## DATASET
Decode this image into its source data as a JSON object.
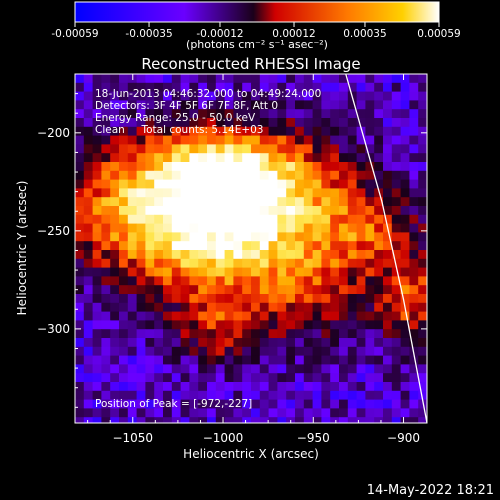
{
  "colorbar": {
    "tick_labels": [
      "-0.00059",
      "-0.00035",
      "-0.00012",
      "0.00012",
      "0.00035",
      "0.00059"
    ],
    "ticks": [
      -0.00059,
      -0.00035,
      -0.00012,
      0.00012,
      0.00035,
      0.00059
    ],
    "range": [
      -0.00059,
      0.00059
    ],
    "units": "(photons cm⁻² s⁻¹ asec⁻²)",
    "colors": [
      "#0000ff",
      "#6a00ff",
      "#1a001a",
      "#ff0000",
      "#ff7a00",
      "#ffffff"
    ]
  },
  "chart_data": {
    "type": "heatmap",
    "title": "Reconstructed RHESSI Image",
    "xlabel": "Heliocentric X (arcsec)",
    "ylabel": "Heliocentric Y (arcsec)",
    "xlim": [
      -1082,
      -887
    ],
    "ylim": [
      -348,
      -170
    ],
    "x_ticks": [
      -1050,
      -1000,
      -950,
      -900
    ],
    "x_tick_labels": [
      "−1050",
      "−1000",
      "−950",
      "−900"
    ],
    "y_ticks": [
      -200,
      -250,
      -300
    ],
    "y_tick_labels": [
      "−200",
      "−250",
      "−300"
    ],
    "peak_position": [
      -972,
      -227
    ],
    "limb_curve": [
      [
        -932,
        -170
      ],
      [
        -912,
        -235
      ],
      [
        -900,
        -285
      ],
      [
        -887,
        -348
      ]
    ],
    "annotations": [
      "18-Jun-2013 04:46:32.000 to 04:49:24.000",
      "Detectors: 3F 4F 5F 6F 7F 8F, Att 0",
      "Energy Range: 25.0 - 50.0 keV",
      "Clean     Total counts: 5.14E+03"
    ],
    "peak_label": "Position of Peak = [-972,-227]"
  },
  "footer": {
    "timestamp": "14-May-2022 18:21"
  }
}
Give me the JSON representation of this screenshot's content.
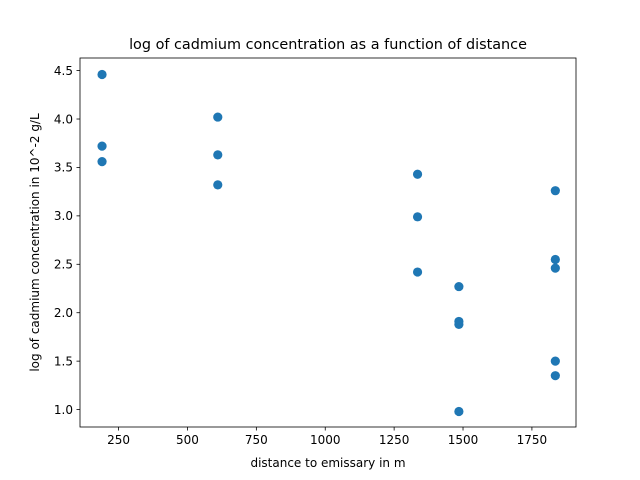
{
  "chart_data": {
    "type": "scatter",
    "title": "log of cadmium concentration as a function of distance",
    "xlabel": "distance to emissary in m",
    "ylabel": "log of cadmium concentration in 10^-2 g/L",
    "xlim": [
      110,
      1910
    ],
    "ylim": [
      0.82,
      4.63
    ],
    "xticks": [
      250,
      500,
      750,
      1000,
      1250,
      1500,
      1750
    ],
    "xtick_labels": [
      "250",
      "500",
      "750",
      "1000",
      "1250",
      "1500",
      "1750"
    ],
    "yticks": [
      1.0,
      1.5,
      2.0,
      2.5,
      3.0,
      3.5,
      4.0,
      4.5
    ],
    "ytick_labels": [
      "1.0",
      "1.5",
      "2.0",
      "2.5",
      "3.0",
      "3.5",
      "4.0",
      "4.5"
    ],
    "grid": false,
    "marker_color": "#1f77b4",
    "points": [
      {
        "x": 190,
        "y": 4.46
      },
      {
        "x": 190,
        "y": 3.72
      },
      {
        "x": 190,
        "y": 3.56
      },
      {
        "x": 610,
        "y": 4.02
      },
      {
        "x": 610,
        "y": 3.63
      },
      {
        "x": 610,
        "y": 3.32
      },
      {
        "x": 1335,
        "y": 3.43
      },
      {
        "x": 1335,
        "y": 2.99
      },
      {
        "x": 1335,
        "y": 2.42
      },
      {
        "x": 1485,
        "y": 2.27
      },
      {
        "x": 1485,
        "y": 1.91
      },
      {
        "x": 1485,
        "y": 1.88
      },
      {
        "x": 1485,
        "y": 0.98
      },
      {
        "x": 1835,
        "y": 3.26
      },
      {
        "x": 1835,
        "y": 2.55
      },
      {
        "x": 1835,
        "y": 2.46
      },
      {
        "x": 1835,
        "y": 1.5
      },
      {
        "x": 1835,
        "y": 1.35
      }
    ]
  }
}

## WHAT TO WORK ON
Write out the whole listing again, exactly, with no pictures.

## WRITTEN REPLY
Decode this image into its source data as a JSON object.
{
  "colorbar": {
    "tick_labels": [
      "-0.00059",
      "-0.00035",
      "-0.00012",
      "0.00012",
      "0.00035",
      "0.00059"
    ],
    "ticks": [
      -0.00059,
      -0.00035,
      -0.00012,
      0.00012,
      0.00035,
      0.00059
    ],
    "range": [
      -0.00059,
      0.00059
    ],
    "units": "(photons cm⁻² s⁻¹ asec⁻²)",
    "colors": [
      "#0000ff",
      "#6a00ff",
      "#1a001a",
      "#ff0000",
      "#ff7a00",
      "#ffffff"
    ]
  },
  "chart_data": {
    "type": "heatmap",
    "title": "Reconstructed RHESSI Image",
    "xlabel": "Heliocentric X (arcsec)",
    "ylabel": "Heliocentric Y (arcsec)",
    "xlim": [
      -1082,
      -887
    ],
    "ylim": [
      -348,
      -170
    ],
    "x_ticks": [
      -1050,
      -1000,
      -950,
      -900
    ],
    "x_tick_labels": [
      "−1050",
      "−1000",
      "−950",
      "−900"
    ],
    "y_ticks": [
      -200,
      -250,
      -300
    ],
    "y_tick_labels": [
      "−200",
      "−250",
      "−300"
    ],
    "peak_position": [
      -972,
      -227
    ],
    "limb_curve": [
      [
        -932,
        -170
      ],
      [
        -912,
        -235
      ],
      [
        -900,
        -285
      ],
      [
        -887,
        -348
      ]
    ],
    "annotations": [
      "18-Jun-2013 04:46:32.000 to 04:49:24.000",
      "Detectors: 3F 4F 5F 6F 7F 8F, Att 0",
      "Energy Range: 25.0 - 50.0 keV",
      "Clean     Total counts: 5.14E+03"
    ],
    "peak_label": "Position of Peak = [-972,-227]"
  },
  "footer": {
    "timestamp": "14-May-2022 18:21"
  }
}
Give me the JSON representation of this screenshot's content.
{
  "chart_data": {
    "type": "scatter",
    "title": "log of cadmium concentration as a function of distance",
    "xlabel": "distance to emissary in m",
    "ylabel": "log of cadmium concentration in 10^-2 g/L",
    "xlim": [
      110,
      1910
    ],
    "ylim": [
      0.82,
      4.63
    ],
    "xticks": [
      250,
      500,
      750,
      1000,
      1250,
      1500,
      1750
    ],
    "xtick_labels": [
      "250",
      "500",
      "750",
      "1000",
      "1250",
      "1500",
      "1750"
    ],
    "yticks": [
      1.0,
      1.5,
      2.0,
      2.5,
      3.0,
      3.5,
      4.0,
      4.5
    ],
    "ytick_labels": [
      "1.0",
      "1.5",
      "2.0",
      "2.5",
      "3.0",
      "3.5",
      "4.0",
      "4.5"
    ],
    "grid": false,
    "marker_color": "#1f77b4",
    "points": [
      {
        "x": 190,
        "y": 4.46
      },
      {
        "x": 190,
        "y": 3.72
      },
      {
        "x": 190,
        "y": 3.56
      },
      {
        "x": 610,
        "y": 4.02
      },
      {
        "x": 610,
        "y": 3.63
      },
      {
        "x": 610,
        "y": 3.32
      },
      {
        "x": 1335,
        "y": 3.43
      },
      {
        "x": 1335,
        "y": 2.99
      },
      {
        "x": 1335,
        "y": 2.42
      },
      {
        "x": 1485,
        "y": 2.27
      },
      {
        "x": 1485,
        "y": 1.91
      },
      {
        "x": 1485,
        "y": 1.88
      },
      {
        "x": 1485,
        "y": 0.98
      },
      {
        "x": 1835,
        "y": 3.26
      },
      {
        "x": 1835,
        "y": 2.55
      },
      {
        "x": 1835,
        "y": 2.46
      },
      {
        "x": 1835,
        "y": 1.5
      },
      {
        "x": 1835,
        "y": 1.35
      }
    ]
  }
}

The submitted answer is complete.